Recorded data
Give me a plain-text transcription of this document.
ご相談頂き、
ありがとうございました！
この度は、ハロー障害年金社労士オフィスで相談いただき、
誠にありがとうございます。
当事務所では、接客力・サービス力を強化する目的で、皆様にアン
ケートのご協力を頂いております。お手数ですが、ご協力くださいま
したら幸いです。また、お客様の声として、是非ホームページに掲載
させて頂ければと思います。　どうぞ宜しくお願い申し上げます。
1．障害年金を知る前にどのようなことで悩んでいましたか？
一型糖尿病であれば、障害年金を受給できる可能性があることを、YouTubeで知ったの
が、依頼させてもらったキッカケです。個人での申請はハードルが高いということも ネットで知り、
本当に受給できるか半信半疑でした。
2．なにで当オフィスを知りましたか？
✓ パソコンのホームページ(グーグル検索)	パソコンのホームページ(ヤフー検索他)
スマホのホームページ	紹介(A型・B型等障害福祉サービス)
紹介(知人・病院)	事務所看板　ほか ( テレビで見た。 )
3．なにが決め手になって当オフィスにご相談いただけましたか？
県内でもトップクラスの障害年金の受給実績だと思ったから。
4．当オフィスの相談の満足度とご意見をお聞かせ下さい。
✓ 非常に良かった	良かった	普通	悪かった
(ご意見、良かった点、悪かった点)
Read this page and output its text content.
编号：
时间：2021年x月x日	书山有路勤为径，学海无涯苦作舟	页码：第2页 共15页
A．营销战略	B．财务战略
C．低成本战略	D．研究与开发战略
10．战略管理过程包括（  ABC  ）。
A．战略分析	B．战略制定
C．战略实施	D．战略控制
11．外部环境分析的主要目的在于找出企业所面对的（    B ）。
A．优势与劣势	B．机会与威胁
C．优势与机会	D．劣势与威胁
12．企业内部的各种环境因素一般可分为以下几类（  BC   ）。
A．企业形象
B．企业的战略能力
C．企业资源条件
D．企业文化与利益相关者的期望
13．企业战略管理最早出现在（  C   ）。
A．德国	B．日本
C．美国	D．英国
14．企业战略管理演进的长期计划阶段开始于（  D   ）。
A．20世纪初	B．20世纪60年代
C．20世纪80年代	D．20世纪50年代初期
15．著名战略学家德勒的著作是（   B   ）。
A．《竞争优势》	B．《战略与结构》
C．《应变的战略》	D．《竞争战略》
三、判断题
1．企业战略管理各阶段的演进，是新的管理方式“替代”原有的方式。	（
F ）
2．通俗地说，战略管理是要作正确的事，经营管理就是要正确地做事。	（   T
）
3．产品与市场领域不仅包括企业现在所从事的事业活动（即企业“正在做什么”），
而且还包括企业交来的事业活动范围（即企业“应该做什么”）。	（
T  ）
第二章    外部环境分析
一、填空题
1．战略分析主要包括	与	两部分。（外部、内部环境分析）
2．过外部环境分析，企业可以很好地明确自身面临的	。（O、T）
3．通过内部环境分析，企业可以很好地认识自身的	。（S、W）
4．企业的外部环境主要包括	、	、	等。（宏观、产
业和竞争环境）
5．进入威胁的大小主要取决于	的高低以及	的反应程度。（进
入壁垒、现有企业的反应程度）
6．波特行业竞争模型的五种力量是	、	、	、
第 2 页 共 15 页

• [WRITTEN TASK] Only the lines from the one holding "Read this page and output its text content." through the end of the listing should be given again, exactly and with both ends included.

• [ANSWER TO THE PROBLEM]
Read this page and output its text content.
编号：
时间：2021年x月x日	书山有路勤为径，学海无涯苦作舟	页码：第2页 共15页
A．营销战略	B．财务战略
C．低成本战略	D．研究与开发战略
10．战略管理过程包括（  ABC  ）。
A．战略分析	B．战略制定
C．战略实施	D．战略控制
11．外部环境分析的主要目的在于找出企业所面对的（    B ）。
A．优势与劣势	B．机会与威胁
C．优势与机会	D．劣势与威胁
12．企业内部的各种环境因素一般可分为以下几类（  BC   ）。
A．企业形象
B．企业的战略能力
C．企业资源条件
D．企业文化与利益相关者的期望
13．企业战略管理最早出现在（  C   ）。
A．德国	B．日本
C．美国	D．英国
14．企业战略管理演进的长期计划阶段开始于（  D   ）。
A．20世纪初	B．20世纪60年代
C．20世纪80年代	D．20世纪50年代初期
15．著名战略学家德勒的著作是（   B   ）。
A．《竞争优势》	B．《战略与结构》
C．《应变的战略》	D．《竞争战略》
三、判断题
1．企业战略管理各阶段的演进，是新的管理方式“替代”原有的方式。	（
F ）
2．通俗地说，战略管理是要作正确的事，经营管理就是要正确地做事。	（   T
）
3．产品与市场领域不仅包括企业现在所从事的事业活动（即企业“正在做什么”），
而且还包括企业交来的事业活动范围（即企业“应该做什么”）。	（
T  ）
第二章    外部环境分析
一、填空题
1．战略分析主要包括	与	两部分。（外部、内部环境分析）
2．过外部环境分析，企业可以很好地明确自身面临的	。（O、T）
3．通过内部环境分析，企业可以很好地认识自身的	。（S、W）
4．企业的外部环境主要包括	、	、	等。（宏观、产
业和竞争环境）
5．进入威胁的大小主要取决于	的高低以及	的反应程度。（进
入壁垒、现有企业的反应程度）
6．波特行业竞争模型的五种力量是	、	、	、
第 2 页 共 15 页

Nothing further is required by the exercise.